Text segment

──────────

The term ethnography has come to be equated with virtually any qualitative research project where the intent is to provide a detailed, in-depth description of everyday life and practice. This is sometimes referred to as “thick description” — a term attributed to the anthropologist Clifford Geertz writing on the idea of an interpretive theory of culture in the early 1970s (e.g., see The Interpretation of Cultures, first published as a collection in 1973). The use of the term “qualitative” is meant to distinguish this kind of social science research from more “quantitative” or statistically oriented research. The two approaches, i.e., quantitative and qualitative, while often complementary, ultimately have different aims.
You can read and download my in-depth discussion of contemporary ethnographic approaches to fieldwork as well as read and download my brief, informal guide to ethnography and ethnographic fieldwork, including lists of questions and tips for fieldwork notes. If you would like to easily use and cite my work on this subject, these are two simple ways that you can go.
While an ethnographic approach to social research is no longer purely that of the cultural anthropologist, a more precise definition must be rooted in ethnography’s disciplinary home of anthropology. Thus, ethnography may be defined as both a qualitative research process or method (one conducts an ethnography) and product (the outcome of this process is an ethnography) whose aim is cultural interpretation. The ethnographer goes beyond reporting events and details of experience. Specifically, he or she attempts to explain how these represent what we might call “webs of meaning” (Geertz again), the cultural constructions, in which we live.
Ethnographers generate understandings of culture through representation of what we call an emic perspective, or what might be described as the “‘insider’s point of view.” The emphasis in this representation is thus on allowing critical categories and meanings to emerge from the ethnographic encounter rather than imposing these from existing models. An etic perspective, by contrast, refers to a more distant, analytical orientation to experience.
An ethnographic understanding is developed through close exploration of several sources of data. Using these data sources as a foundation, the ethnographer relies on a cultural frame of analysis.
Long-term engagement in the field setting or place where the ethnography takes place, is called participant observation. This is perhaps the primary source of ethnographic data. The term represents the dual role of the ethnographer. To develop an understanding of what it is like to live in a setting, the researcher must both become a participant in the life of the setting while also maintaining the stance of an observer, someone who can describes the experience with a measure of what we might call “detachment.” Note that this does not mean that ethnographers cannot also become advocates for the people they study. Typically ethnographers spend many months or even years in the places where they conduct their research often forming lasting bonds with people. Due to historical development and disciplinary biases, in the past most ethnographers conducted their research in foreign countries while largely ignoring the potential for work right here at home. This has meant that much of the ethnography done in the United States today is now being done outside of its disciplinary home. Increasing numbers of cultural anthropologists, however, have begun doing fieldwork in the communities where they themselves live and work.

──────────

Directive A
Rename "DRAFT" to "PENDING" in the records, covering everything from the start of the records down to the line containing "dash-sep: - [1013,244,1021,260]". Leave all else unchanged.
The text and the records come from separate, unrelated sources.

──────────

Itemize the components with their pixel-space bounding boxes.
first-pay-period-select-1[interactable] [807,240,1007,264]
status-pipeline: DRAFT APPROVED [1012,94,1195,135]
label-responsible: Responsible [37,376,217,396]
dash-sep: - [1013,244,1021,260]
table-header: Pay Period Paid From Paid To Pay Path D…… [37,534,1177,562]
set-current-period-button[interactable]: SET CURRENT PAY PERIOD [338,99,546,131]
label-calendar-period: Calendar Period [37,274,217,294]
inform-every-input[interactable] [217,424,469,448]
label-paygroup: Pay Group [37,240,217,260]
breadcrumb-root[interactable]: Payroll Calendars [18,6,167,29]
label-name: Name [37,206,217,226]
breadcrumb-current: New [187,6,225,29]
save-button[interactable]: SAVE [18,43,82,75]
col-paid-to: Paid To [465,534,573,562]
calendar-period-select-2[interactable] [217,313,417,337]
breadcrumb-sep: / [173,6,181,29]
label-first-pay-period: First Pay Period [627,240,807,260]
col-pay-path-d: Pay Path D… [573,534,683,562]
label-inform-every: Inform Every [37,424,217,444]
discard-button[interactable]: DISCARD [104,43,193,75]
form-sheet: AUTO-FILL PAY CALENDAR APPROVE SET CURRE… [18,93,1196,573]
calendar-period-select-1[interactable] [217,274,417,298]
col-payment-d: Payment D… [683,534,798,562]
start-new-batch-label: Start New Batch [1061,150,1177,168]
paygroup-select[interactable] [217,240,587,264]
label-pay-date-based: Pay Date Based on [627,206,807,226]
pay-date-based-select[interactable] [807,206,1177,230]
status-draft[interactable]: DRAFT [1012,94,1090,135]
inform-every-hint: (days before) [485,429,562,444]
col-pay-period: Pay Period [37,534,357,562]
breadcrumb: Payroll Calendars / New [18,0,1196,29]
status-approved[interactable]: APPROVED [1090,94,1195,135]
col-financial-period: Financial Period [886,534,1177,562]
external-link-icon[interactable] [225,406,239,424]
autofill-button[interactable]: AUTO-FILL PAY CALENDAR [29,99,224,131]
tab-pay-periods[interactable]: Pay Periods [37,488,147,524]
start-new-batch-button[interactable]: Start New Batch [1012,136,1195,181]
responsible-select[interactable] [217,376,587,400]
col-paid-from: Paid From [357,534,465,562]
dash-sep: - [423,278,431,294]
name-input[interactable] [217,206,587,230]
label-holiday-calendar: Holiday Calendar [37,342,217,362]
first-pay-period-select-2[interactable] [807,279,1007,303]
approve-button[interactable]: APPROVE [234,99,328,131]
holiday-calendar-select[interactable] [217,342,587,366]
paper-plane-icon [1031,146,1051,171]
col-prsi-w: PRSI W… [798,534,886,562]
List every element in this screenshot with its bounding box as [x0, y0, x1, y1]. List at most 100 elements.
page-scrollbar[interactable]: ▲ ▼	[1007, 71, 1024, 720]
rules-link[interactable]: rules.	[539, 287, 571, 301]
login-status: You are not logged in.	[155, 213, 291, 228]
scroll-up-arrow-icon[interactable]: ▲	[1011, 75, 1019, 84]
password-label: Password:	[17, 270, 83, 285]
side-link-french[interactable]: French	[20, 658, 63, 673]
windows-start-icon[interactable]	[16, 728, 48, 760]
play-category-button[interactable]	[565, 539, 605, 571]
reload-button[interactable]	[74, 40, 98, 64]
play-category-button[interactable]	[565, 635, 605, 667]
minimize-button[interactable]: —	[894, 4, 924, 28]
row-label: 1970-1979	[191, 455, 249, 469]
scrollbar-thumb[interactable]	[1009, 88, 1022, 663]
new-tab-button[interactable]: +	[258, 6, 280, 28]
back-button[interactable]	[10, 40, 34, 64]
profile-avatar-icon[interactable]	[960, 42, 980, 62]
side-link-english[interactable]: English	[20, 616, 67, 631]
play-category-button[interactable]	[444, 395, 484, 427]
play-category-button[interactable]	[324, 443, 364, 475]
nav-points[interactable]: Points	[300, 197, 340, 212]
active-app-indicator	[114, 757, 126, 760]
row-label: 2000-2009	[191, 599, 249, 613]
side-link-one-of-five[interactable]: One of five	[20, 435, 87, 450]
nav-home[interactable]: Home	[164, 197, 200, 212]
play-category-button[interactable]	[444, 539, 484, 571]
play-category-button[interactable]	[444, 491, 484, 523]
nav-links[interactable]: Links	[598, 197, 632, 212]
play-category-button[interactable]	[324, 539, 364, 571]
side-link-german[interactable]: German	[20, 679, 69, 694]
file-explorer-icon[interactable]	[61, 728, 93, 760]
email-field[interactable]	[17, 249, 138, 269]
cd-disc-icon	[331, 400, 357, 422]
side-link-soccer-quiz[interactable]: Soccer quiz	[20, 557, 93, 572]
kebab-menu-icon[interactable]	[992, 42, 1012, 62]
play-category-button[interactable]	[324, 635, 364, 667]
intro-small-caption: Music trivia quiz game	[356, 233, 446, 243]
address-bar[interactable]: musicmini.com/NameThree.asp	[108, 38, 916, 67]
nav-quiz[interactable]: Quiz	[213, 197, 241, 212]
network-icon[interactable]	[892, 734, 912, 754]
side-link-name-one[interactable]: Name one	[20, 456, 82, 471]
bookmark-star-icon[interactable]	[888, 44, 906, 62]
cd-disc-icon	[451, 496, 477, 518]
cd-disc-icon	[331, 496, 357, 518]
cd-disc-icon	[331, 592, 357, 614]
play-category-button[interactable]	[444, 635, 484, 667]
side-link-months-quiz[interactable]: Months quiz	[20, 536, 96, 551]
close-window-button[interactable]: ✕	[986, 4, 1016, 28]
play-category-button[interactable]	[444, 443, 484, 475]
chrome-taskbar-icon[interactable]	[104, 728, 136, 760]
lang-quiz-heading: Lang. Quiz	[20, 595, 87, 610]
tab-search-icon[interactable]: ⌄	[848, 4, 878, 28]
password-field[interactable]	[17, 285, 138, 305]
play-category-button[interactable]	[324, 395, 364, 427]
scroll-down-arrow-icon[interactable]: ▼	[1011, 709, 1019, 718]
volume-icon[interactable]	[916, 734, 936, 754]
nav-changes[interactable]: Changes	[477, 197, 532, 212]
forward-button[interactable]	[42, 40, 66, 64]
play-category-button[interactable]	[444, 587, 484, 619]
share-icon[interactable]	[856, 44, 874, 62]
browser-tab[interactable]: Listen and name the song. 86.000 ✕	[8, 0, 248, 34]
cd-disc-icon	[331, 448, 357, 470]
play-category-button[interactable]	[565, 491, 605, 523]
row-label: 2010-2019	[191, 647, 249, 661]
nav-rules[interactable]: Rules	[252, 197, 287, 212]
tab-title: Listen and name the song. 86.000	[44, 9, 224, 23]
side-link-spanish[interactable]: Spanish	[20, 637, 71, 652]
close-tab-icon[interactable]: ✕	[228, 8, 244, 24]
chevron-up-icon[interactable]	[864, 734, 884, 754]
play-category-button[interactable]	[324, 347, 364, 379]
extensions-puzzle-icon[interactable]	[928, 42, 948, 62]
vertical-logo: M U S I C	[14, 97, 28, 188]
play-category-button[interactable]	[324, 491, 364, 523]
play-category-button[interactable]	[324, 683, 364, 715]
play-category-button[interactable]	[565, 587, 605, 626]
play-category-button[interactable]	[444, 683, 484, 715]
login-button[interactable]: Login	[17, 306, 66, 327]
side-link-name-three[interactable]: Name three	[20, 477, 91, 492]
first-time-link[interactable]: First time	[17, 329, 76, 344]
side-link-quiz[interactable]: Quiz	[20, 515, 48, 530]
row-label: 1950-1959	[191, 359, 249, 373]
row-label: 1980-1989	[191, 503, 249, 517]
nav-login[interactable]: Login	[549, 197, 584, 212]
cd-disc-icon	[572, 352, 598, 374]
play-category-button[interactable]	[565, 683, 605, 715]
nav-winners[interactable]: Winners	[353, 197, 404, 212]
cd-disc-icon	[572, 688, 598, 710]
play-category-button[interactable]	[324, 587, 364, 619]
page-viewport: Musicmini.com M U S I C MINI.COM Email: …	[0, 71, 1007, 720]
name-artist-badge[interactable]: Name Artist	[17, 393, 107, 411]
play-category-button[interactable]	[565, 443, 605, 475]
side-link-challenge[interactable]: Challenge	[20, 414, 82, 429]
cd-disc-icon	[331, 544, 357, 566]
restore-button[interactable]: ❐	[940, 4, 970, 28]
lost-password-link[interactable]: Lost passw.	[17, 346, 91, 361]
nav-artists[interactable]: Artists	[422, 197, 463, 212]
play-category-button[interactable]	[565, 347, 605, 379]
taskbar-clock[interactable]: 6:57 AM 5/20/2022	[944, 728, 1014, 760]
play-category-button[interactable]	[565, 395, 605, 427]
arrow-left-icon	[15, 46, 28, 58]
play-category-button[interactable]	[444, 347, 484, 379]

──────────

Directive B
Write the next part of the passage on ethnography, continuing from its final sentence.

Final answer A
Itemize the components with their pixel-space bounding boxes.
first-pay-period-select-1[interactable] [807,240,1007,264]
status-pipeline: PENDING APPROVED [1012,94,1195,135]
label-responsible: Responsible [37,376,217,396]
dash-sep: - [1013,244,1021,260]

Final answer B
Interviews provide for what might be called “targeted” data collection by asking specific but open-ended questions. There is a great variety of interview styles. Each ethnographer brings his or her own unique approach to the process. Regardless, the emphasis is on allowing the person or persons being interviewed to answer without being limited by pre-defined choices — something which clearly differentiates qualitative from more quantitative or demographic approaches. In most cases, an ethnographic interview looks and feels little different than an everyday conversation and indeed in the course of long-term participant-observation, most conversations are in fact purely spontaneous and without any specific agenda.
Researchers collect other sources of data which depend on the specific nature of the field setting. This may take the form of representative artifacts that embody characteristics of the topic of interest, government reports, and newspaper and magazine articles. Although often not tied to the site of study, secondary academic sources are utilized to “locate” the specific study within an existing body of literature.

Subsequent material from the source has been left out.